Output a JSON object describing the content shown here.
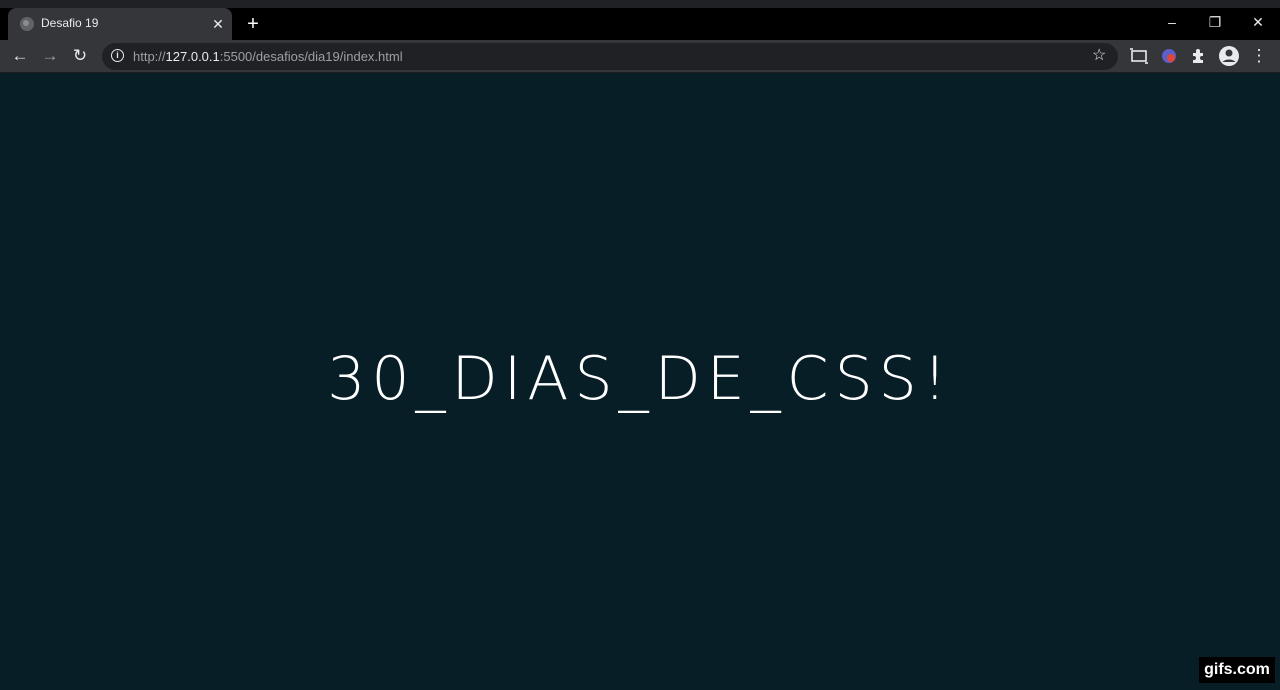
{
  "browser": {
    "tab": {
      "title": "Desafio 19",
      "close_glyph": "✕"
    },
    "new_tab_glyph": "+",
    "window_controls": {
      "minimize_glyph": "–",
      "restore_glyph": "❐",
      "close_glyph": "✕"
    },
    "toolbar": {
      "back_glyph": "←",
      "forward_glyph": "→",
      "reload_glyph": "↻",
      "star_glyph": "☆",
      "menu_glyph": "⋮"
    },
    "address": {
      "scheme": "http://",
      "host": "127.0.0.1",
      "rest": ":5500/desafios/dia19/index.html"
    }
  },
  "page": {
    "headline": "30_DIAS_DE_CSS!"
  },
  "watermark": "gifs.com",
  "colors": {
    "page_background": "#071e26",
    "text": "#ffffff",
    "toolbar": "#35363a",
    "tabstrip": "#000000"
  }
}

-- -- --

Aim of the task: Quote the entries above word for word. Leave the images out.

Answer to this exercise:
Output a JSON object describing the content shown here.
{
  "browser": {
    "tab": {
      "title": "Desafio 19",
      "close_glyph": "✕"
    },
    "new_tab_glyph": "+",
    "window_controls": {
      "minimize_glyph": "–",
      "restore_glyph": "❐",
      "close_glyph": "✕"
    },
    "toolbar": {
      "back_glyph": "←",
      "forward_glyph": "→",
      "reload_glyph": "↻",
      "star_glyph": "☆",
      "menu_glyph": "⋮"
    },
    "address": {
      "scheme": "http://",
      "host": "127.0.0.1",
      "rest": ":5500/desafios/dia19/index.html"
    }
  },
  "page": {
    "headline": "30_DIAS_DE_CSS!"
  },
  "watermark": "gifs.com",
  "colors": {
    "page_background": "#071e26",
    "text": "#ffffff",
    "toolbar": "#35363a",
    "tabstrip": "#000000"
  }
}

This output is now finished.